• Your objective:
Could you write out the records below exactly as they appear?
━━ Input for this task
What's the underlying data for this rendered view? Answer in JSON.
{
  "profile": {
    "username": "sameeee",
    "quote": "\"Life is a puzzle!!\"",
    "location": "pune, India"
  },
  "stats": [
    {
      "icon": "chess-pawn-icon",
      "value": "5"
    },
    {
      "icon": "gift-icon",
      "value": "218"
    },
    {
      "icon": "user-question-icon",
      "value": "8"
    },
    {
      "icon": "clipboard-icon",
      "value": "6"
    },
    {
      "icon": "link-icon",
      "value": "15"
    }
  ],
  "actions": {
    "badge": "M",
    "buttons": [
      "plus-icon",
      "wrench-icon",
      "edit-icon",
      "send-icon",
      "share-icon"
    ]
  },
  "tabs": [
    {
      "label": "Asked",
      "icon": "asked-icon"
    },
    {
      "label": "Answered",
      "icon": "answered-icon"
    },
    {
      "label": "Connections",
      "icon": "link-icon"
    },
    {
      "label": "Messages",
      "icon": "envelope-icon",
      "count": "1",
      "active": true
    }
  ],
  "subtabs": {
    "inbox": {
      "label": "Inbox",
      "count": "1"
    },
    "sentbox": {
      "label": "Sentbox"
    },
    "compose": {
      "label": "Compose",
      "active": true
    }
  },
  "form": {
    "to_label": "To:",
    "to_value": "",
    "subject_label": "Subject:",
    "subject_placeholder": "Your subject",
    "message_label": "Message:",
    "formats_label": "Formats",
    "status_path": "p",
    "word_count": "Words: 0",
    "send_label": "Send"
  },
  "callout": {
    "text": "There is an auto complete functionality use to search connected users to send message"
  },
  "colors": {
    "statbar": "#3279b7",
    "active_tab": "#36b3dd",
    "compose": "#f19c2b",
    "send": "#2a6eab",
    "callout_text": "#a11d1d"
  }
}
━━━━
• Answer:
What's the underlying data for this rendered view? Answer in JSON.
{
  "profile": {
    "username": "sameeee",
    "quote": "\"Life is a puzzle!!\"",
    "location": "pune, India"
  },
  "stats": [
    {
      "icon": "chess-pawn-icon",
      "value": "5"
    },
    {
      "icon": "gift-icon",
      "value": "218"
    },
    {
      "icon": "user-question-icon",
      "value": "8"
    },
    {
      "icon": "clipboard-icon",
      "value": "6"
    },
    {
      "icon": "link-icon",
      "value": "15"
    }
  ],
  "actions": {
    "badge": "M",
    "buttons": [
      "plus-icon",
      "wrench-icon",
      "edit-icon",
      "send-icon",
      "share-icon"
    ]
  },
  "tabs": [
    {
      "label": "Asked",
      "icon": "asked-icon"
    },
    {
      "label": "Answered",
      "icon": "answered-icon"
    },
    {
      "label": "Connections",
      "icon": "link-icon"
    },
    {
      "label": "Messages",
      "icon": "envelope-icon",
      "count": "1",
      "active": true
    }
  ],
  "subtabs": {
    "inbox": {
      "label": "Inbox",
      "count": "1"
    },
    "sentbox": {
      "label": "Sentbox"
    },
    "compose": {
      "label": "Compose",
      "active": true
    }
  },
  "form": {
    "to_label": "To:",
    "to_value": "",
    "subject_label": "Subject:",
    "subject_placeholder": "Your subject",
    "message_label": "Message:",
    "formats_label": "Formats",
    "status_path": "p",
    "word_count": "Words: 0",
    "send_label": "Send"
  },
  "callout": {
    "text": "There is an auto complete functionality use to search connected users to send message"
  },
  "colors": {
    "statbar": "#3279b7",
    "active_tab": "#36b3dd",
    "compose": "#f19c2b",
    "send": "#2a6eab",
    "callout_text": "#a11d1d"
  }
}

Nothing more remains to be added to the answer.